# Problem description
Print the entire listing. Each line must match the original exactly.

[Entries from a dataset]
--- Begin ---

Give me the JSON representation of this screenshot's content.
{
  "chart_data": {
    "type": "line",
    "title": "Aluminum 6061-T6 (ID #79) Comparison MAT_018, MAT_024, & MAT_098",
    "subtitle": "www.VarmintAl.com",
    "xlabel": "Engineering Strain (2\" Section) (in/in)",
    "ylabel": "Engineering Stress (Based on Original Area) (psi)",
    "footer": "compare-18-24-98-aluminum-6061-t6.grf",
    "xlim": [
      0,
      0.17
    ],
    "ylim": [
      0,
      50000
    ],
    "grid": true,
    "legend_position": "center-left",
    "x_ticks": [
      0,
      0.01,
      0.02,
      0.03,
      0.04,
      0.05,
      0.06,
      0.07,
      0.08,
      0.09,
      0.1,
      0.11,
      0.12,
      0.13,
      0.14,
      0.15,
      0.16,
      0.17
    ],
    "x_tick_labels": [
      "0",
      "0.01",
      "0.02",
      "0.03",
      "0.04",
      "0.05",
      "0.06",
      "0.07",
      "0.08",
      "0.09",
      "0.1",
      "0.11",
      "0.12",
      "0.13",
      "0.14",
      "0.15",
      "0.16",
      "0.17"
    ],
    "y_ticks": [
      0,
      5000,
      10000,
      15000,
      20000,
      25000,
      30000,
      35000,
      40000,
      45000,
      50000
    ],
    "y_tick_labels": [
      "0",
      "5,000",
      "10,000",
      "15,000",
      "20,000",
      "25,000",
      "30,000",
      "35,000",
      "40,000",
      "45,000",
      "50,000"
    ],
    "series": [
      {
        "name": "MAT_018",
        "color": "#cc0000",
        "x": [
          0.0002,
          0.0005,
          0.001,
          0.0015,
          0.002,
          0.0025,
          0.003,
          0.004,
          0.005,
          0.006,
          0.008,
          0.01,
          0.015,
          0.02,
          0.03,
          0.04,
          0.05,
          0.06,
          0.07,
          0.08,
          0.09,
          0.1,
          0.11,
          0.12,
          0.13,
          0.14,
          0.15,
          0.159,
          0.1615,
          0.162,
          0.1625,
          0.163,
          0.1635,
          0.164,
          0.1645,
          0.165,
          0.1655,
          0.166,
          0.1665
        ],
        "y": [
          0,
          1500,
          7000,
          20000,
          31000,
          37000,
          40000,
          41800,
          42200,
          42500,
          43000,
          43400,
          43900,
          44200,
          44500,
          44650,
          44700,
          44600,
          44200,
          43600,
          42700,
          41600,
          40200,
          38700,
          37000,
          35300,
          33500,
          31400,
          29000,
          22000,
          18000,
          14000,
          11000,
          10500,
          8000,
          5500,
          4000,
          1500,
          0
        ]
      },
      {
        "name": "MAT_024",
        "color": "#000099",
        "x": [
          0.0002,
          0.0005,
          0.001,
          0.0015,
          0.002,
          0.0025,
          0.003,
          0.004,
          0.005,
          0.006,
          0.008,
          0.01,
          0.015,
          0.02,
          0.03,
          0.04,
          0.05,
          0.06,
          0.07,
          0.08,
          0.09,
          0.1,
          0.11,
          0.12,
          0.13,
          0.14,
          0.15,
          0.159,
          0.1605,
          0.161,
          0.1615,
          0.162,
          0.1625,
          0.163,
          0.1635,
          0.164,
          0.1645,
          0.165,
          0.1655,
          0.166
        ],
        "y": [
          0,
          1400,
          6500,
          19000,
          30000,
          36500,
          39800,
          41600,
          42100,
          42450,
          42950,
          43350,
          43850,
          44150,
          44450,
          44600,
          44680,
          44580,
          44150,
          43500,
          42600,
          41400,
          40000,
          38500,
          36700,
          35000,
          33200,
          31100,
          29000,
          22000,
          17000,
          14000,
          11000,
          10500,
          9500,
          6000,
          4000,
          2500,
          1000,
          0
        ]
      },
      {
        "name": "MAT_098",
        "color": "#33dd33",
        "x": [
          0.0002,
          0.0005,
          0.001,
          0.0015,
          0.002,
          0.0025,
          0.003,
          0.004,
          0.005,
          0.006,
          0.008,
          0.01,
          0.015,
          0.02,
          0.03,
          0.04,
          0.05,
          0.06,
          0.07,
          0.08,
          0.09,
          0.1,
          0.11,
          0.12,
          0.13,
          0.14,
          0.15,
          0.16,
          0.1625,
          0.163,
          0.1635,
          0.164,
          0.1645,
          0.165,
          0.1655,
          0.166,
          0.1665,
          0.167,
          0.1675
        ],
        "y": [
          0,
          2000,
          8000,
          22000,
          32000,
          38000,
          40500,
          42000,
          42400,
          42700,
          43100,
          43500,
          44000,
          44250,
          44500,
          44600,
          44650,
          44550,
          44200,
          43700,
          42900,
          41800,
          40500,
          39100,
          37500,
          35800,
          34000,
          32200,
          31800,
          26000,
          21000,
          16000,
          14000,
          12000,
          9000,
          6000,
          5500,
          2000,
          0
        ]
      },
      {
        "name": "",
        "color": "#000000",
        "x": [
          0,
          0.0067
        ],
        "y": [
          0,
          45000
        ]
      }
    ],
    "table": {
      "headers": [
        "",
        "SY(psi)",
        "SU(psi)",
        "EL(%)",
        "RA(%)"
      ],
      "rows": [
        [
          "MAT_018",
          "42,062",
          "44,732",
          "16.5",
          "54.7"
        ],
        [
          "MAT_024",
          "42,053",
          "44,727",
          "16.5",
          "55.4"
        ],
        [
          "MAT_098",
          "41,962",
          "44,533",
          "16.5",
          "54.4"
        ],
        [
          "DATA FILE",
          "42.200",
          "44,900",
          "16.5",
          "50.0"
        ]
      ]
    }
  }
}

--- End ---

# Correct result
Give me the JSON representation of this screenshot's content.
{
  "chart_data": {
    "type": "line",
    "title": "Aluminum 6061-T6 (ID #79) Comparison MAT_018, MAT_024, & MAT_098",
    "subtitle": "www.VarmintAl.com",
    "xlabel": "Engineering Strain (2\" Section) (in/in)",
    "ylabel": "Engineering Stress (Based on Original Area) (psi)",
    "footer": "compare-18-24-98-aluminum-6061-t6.grf",
    "xlim": [
      0,
      0.17
    ],
    "ylim": [
      0,
      50000
    ],
    "grid": true,
    "legend_position": "center-left",
    "x_ticks": [
      0,
      0.01,
      0.02,
      0.03,
      0.04,
      0.05,
      0.06,
      0.07,
      0.08,
      0.09,
      0.1,
      0.11,
      0.12,
      0.13,
      0.14,
      0.15,
      0.16,
      0.17
    ],
    "x_tick_labels": [
      "0",
      "0.01",
      "0.02",
      "0.03",
      "0.04",
      "0.05",
      "0.06",
      "0.07",
      "0.08",
      "0.09",
      "0.1",
      "0.11",
      "0.12",
      "0.13",
      "0.14",
      "0.15",
      "0.16",
      "0.17"
    ],
    "y_ticks": [
      0,
      5000,
      10000,
      15000,
      20000,
      25000,
      30000,
      35000,
      40000,
      45000,
      50000
    ],
    "y_tick_labels": [
      "0",
      "5,000",
      "10,000",
      "15,000",
      "20,000",
      "25,000",
      "30,000",
      "35,000",
      "40,000",
      "45,000",
      "50,000"
    ],
    "series": [
      {
        "name": "MAT_018",
        "color": "#cc0000",
        "x": [
          0.0002,
          0.0005,
          0.001,
          0.0015,
          0.002,
          0.0025,
          0.003,
          0.004,
          0.005,
          0.006,
          0.008,
          0.01,
          0.015,
          0.02,
          0.03,
          0.04,
          0.05,
          0.06,
          0.07,
          0.08,
          0.09,
          0.1,
          0.11,
          0.12,
          0.13,
          0.14,
          0.15,
          0.159,
          0.1615,
          0.162,
          0.1625,
          0.163,
          0.1635,
          0.164,
          0.1645,
          0.165,
          0.1655,
          0.166,
          0.1665
        ],
        "y": [
          0,
          1500,
          7000,
          20000,
          31000,
          37000,
          40000,
          41800,
          42200,
          42500,
          43000,
          43400,
          43900,
          44200,
          44500,
          44650,
          44700,
          44600,
          44200,
          43600,
          42700,
          41600,
          40200,
          38700,
          37000,
          35300,
          33500,
          31400,
          29000,
          22000,
          18000,
          14000,
          11000,
          10500,
          8000,
          5500,
          4000,
          1500,
          0
        ]
      },
      {
        "name": "MAT_024",
        "color": "#000099",
        "x": [
          0.0002,
          0.0005,
          0.001,
          0.0015,
          0.002,
          0.0025,
          0.003,
          0.004,
          0.005,
          0.006,
          0.008,
          0.01,
          0.015,
          0.02,
          0.03,
          0.04,
          0.05,
          0.06,
          0.07,
          0.08,
          0.09,
          0.1,
          0.11,
          0.12,
          0.13,
          0.14,
          0.15,
          0.159,
          0.1605,
          0.161,
          0.1615,
          0.162,
          0.1625,
          0.163,
          0.1635,
          0.164,
          0.1645,
          0.165,
          0.1655,
          0.166
        ],
        "y": [
          0,
          1400,
          6500,
          19000,
          30000,
          36500,
          39800,
          41600,
          42100,
          42450,
          42950,
          43350,
          43850,
          44150,
          44450,
          44600,
          44680,
          44580,
          44150,
          43500,
          42600,
          41400,
          40000,
          38500,
          36700,
          35000,
          33200,
          31100,
          29000,
          22000,
          17000,
          14000,
          11000,
          10500,
          9500,
          6000,
          4000,
          2500,
          1000,
          0
        ]
      },
      {
        "name": "MAT_098",
        "color": "#33dd33",
        "x": [
          0.0002,
          0.0005,
          0.001,
          0.0015,
          0.002,
          0.0025,
          0.003,
          0.004,
          0.005,
          0.006,
          0.008,
          0.01,
          0.015,
          0.02,
          0.03,
          0.04,
          0.05,
          0.06,
          0.07,
          0.08,
          0.09,
          0.1,
          0.11,
          0.12,
          0.13,
          0.14,
          0.15,
          0.16,
          0.1625,
          0.163,
          0.1635,
          0.164,
          0.1645,
          0.165,
          0.1655,
          0.166,
          0.1665,
          0.167,
          0.1675
        ],
        "y": [
          0,
          2000,
          8000,
          22000,
          32000,
          38000,
          40500,
          42000,
          42400,
          42700,
          43100,
          43500,
          44000,
          44250,
          44500,
          44600,
          44650,
          44550,
          44200,
          43700,
          42900,
          41800,
          40500,
          39100,
          37500,
          35800,
          34000,
          32200,
          31800,
          26000,
          21000,
          16000,
          14000,
          12000,
          9000,
          6000,
          5500,
          2000,
          0
        ]
      },
      {
        "name": "",
        "color": "#000000",
        "x": [
          0,
          0.0067
        ],
        "y": [
          0,
          45000
        ]
      }
    ],
    "table": {
      "headers": [
        "",
        "SY(psi)",
        "SU(psi)",
        "EL(%)",
        "RA(%)"
      ],
      "rows": [
        [
          "MAT_018",
          "42,062",
          "44,732",
          "16.5",
          "54.7"
        ],
        [
          "MAT_024",
          "42,053",
          "44,727",
          "16.5",
          "55.4"
        ],
        [
          "MAT_098",
          "41,962",
          "44,533",
          "16.5",
          "54.4"
        ],
        [
          "DATA FILE",
          "42.200",
          "44,900",
          "16.5",
          "50.0"
        ]
      ]
    }
  }
}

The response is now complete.